• WRITTEN EXERCISE:
Return the records that follow unaltered. Omit every picture.

• DATASET:
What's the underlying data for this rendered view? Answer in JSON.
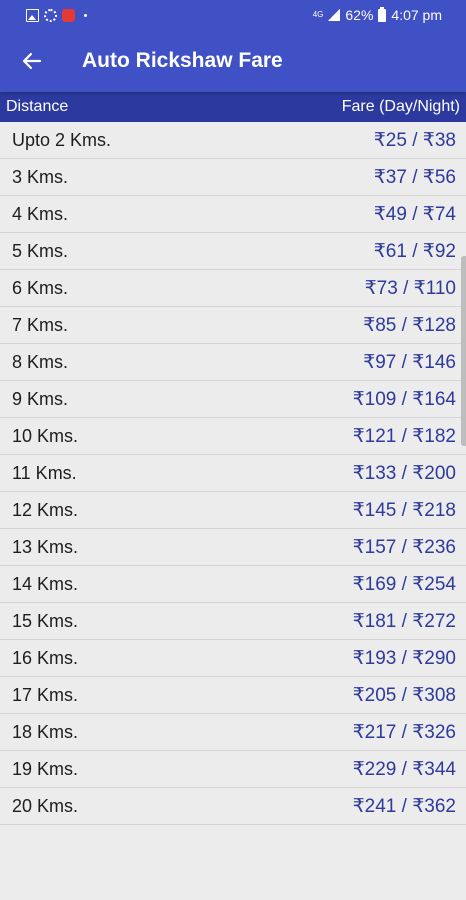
{
  "status_bar": {
    "signal_label": "4G",
    "battery": "62%",
    "time": "4:07 pm"
  },
  "app_bar": {
    "title": "Auto Rickshaw Fare"
  },
  "table": {
    "headers": [
      "Distance",
      "Fare (Day/Night)"
    ],
    "rows": [
      {
        "distance": "Upto 2 Kms.",
        "fare": "₹25 / ₹38"
      },
      {
        "distance": "3 Kms.",
        "fare": "₹37 / ₹56"
      },
      {
        "distance": "4 Kms.",
        "fare": "₹49 / ₹74"
      },
      {
        "distance": "5 Kms.",
        "fare": "₹61 / ₹92"
      },
      {
        "distance": "6 Kms.",
        "fare": "₹73 / ₹110"
      },
      {
        "distance": "7 Kms.",
        "fare": "₹85 / ₹128"
      },
      {
        "distance": "8 Kms.",
        "fare": "₹97 / ₹146"
      },
      {
        "distance": "9 Kms.",
        "fare": "₹109 / ₹164"
      },
      {
        "distance": "10 Kms.",
        "fare": "₹121 / ₹182"
      },
      {
        "distance": "11 Kms.",
        "fare": "₹133 / ₹200"
      },
      {
        "distance": "12 Kms.",
        "fare": "₹145 / ₹218"
      },
      {
        "distance": "13 Kms.",
        "fare": "₹157 / ₹236"
      },
      {
        "distance": "14 Kms.",
        "fare": "₹169 / ₹254"
      },
      {
        "distance": "15 Kms.",
        "fare": "₹181 / ₹272"
      },
      {
        "distance": "16 Kms.",
        "fare": "₹193 / ₹290"
      },
      {
        "distance": "17 Kms.",
        "fare": "₹205 / ₹308"
      },
      {
        "distance": "18 Kms.",
        "fare": "₹217 / ₹326"
      },
      {
        "distance": "19 Kms.",
        "fare": "₹229 / ₹344"
      },
      {
        "distance": "20 Kms.",
        "fare": "₹241 / ₹362"
      }
    ]
  },
  "colors": {
    "primary": "#3f51c4",
    "header_dark": "#2c3a9f",
    "fare_text": "#2e3a9c",
    "background": "#ececec"
  }
}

• FINISHED TASK:
What's the underlying data for this rendered view? Answer in JSON.
{
  "status_bar": {
    "signal_label": "4G",
    "battery": "62%",
    "time": "4:07 pm"
  },
  "app_bar": {
    "title": "Auto Rickshaw Fare"
  },
  "table": {
    "headers": [
      "Distance",
      "Fare (Day/Night)"
    ],
    "rows": [
      {
        "distance": "Upto 2 Kms.",
        "fare": "₹25 / ₹38"
      },
      {
        "distance": "3 Kms.",
        "fare": "₹37 / ₹56"
      },
      {
        "distance": "4 Kms.",
        "fare": "₹49 / ₹74"
      },
      {
        "distance": "5 Kms.",
        "fare": "₹61 / ₹92"
      },
      {
        "distance": "6 Kms.",
        "fare": "₹73 / ₹110"
      },
      {
        "distance": "7 Kms.",
        "fare": "₹85 / ₹128"
      },
      {
        "distance": "8 Kms.",
        "fare": "₹97 / ₹146"
      },
      {
        "distance": "9 Kms.",
        "fare": "₹109 / ₹164"
      },
      {
        "distance": "10 Kms.",
        "fare": "₹121 / ₹182"
      },
      {
        "distance": "11 Kms.",
        "fare": "₹133 / ₹200"
      },
      {
        "distance": "12 Kms.",
        "fare": "₹145 / ₹218"
      },
      {
        "distance": "13 Kms.",
        "fare": "₹157 / ₹236"
      },
      {
        "distance": "14 Kms.",
        "fare": "₹169 / ₹254"
      },
      {
        "distance": "15 Kms.",
        "fare": "₹181 / ₹272"
      },
      {
        "distance": "16 Kms.",
        "fare": "₹193 / ₹290"
      },
      {
        "distance": "17 Kms.",
        "fare": "₹205 / ₹308"
      },
      {
        "distance": "18 Kms.",
        "fare": "₹217 / ₹326"
      },
      {
        "distance": "19 Kms.",
        "fare": "₹229 / ₹344"
      },
      {
        "distance": "20 Kms.",
        "fare": "₹241 / ₹362"
      }
    ]
  },
  "colors": {
    "primary": "#3f51c4",
    "header_dark": "#2c3a9f",
    "fare_text": "#2e3a9c",
    "background": "#ececec"
  }
}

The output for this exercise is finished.